══ ENTRIES SHOWN ══

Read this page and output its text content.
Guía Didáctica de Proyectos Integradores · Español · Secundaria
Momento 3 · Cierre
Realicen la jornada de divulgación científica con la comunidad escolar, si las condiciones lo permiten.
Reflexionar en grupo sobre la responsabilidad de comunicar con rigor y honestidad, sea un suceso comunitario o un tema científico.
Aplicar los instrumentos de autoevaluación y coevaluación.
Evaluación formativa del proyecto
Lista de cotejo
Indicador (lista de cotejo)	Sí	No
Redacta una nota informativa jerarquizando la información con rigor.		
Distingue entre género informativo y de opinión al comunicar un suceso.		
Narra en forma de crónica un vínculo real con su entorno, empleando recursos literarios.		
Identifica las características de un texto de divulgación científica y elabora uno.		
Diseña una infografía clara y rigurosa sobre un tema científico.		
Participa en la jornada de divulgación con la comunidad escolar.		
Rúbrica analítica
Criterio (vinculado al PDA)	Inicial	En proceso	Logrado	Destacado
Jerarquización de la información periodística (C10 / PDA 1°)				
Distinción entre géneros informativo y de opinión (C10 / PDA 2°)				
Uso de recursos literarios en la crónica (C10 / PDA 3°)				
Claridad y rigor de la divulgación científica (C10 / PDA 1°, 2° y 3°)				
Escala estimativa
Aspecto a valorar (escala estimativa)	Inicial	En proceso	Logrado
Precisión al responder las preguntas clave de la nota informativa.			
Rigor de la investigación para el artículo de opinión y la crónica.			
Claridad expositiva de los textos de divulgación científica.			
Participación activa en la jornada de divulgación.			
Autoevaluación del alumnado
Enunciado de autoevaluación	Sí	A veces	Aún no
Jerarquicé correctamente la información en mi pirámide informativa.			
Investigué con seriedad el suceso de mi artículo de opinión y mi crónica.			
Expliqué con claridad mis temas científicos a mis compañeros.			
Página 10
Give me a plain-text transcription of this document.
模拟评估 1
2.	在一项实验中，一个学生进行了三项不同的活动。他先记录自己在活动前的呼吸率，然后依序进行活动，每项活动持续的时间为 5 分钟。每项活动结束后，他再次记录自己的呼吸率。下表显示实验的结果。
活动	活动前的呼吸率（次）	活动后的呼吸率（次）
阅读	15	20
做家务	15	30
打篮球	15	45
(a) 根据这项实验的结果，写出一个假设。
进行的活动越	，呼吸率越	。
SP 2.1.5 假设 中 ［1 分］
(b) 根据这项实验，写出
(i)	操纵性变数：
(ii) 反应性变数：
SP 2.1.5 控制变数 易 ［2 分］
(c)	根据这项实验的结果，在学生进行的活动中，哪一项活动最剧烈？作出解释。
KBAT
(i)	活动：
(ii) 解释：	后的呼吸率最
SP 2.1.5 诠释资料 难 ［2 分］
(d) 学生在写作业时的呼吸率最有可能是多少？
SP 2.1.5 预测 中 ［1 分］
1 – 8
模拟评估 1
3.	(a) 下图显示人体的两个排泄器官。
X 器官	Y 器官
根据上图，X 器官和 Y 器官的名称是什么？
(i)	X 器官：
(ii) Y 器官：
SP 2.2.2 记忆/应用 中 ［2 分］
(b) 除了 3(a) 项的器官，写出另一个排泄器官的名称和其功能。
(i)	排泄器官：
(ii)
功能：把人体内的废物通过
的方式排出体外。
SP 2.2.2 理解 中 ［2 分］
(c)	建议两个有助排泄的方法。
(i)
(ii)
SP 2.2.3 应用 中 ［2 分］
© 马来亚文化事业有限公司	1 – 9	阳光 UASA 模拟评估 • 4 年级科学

═══

WHAT NEEDS TO BE DONE —
Return all the data exactly as given.

TASK OUTPUT —
Read this page and output its text content.
Guía Didáctica de Proyectos Integradores · Español · Secundaria
Momento 3 · Cierre
Realicen la jornada de divulgación científica con la comunidad escolar, si las condiciones lo permiten.
Reflexionar en grupo sobre la responsabilidad de comunicar con rigor y honestidad, sea un suceso comunitario o un tema científico.
Aplicar los instrumentos de autoevaluación y coevaluación.
Evaluación formativa del proyecto
Lista de cotejo
Indicador (lista de cotejo)	Sí	No
Redacta una nota informativa jerarquizando la información con rigor.		
Distingue entre género informativo y de opinión al comunicar un suceso.		
Narra en forma de crónica un vínculo real con su entorno, empleando recursos literarios.		
Identifica las características de un texto de divulgación científica y elabora uno.		
Diseña una infografía clara y rigurosa sobre un tema científico.		
Participa en la jornada de divulgación con la comunidad escolar.		
Rúbrica analítica
Criterio (vinculado al PDA)	Inicial	En proceso	Logrado	Destacado
Jerarquización de la información periodística (C10 / PDA 1°)				
Distinción entre géneros informativo y de opinión (C10 / PDA 2°)				
Uso de recursos literarios en la crónica (C10 / PDA 3°)				
Claridad y rigor de la divulgación científica (C10 / PDA 1°, 2° y 3°)				
Escala estimativa
Aspecto a valorar (escala estimativa)	Inicial	En proceso	Logrado
Precisión al responder las preguntas clave de la nota informativa.			
Rigor de la investigación para el artículo de opinión y la crónica.			
Claridad expositiva de los textos de divulgación científica.			
Participación activa en la jornada de divulgación.			
Autoevaluación del alumnado
Enunciado de autoevaluación	Sí	A veces	Aún no
Jerarquicé correctamente la información en mi pirámide informativa.			
Investigué con seriedad el suceso de mi artículo de opinión y mi crónica.			
Expliqué con claridad mis temas científicos a mis compañeros.			
Página 10
Give me a plain-text transcription of this document.
模拟评估 1
2.	在一项实验中，一个学生进行了三项不同的活动。他先记录自己在活动前的呼吸率，然后依序进行活动，每项活动持续的时间为 5 分钟。每项活动结束后，他再次记录自己的呼吸率。下表显示实验的结果。
活动	活动前的呼吸率（次）	活动后的呼吸率（次）
阅读	15	20
做家务	15	30
打篮球	15	45
(a) 根据这项实验的结果，写出一个假设。
进行的活动越	，呼吸率越	。
SP 2.1.5 假设 中 ［1 分］
(b) 根据这项实验，写出
(i)	操纵性变数：
(ii) 反应性变数：
SP 2.1.5 控制变数 易 ［2 分］
(c)	根据这项实验的结果，在学生进行的活动中，哪一项活动最剧烈？作出解释。
KBAT
(i)	活动：
(ii) 解释：	后的呼吸率最
SP 2.1.5 诠释资料 难 ［2 分］
(d) 学生在写作业时的呼吸率最有可能是多少？
SP 2.1.5 预测 中 ［1 分］
1 – 8
模拟评估 1
3.	(a) 下图显示人体的两个排泄器官。
X 器官	Y 器官
根据上图，X 器官和 Y 器官的名称是什么？
(i)	X 器官：
(ii) Y 器官：
SP 2.2.2 记忆/应用 中 ［2 分］
(b) 除了 3(a) 项的器官，写出另一个排泄器官的名称和其功能。
(i)	排泄器官：
(ii)
功能：把人体内的废物通过
的方式排出体外。
SP 2.2.2 理解 中 ［2 分］
(c)	建议两个有助排泄的方法。
(i)
(ii)
SP 2.2.3 应用 中 ［2 分］
© 马来亚文化事业有限公司	1 – 9	阳光 UASA 模拟评估 • 4 年级科学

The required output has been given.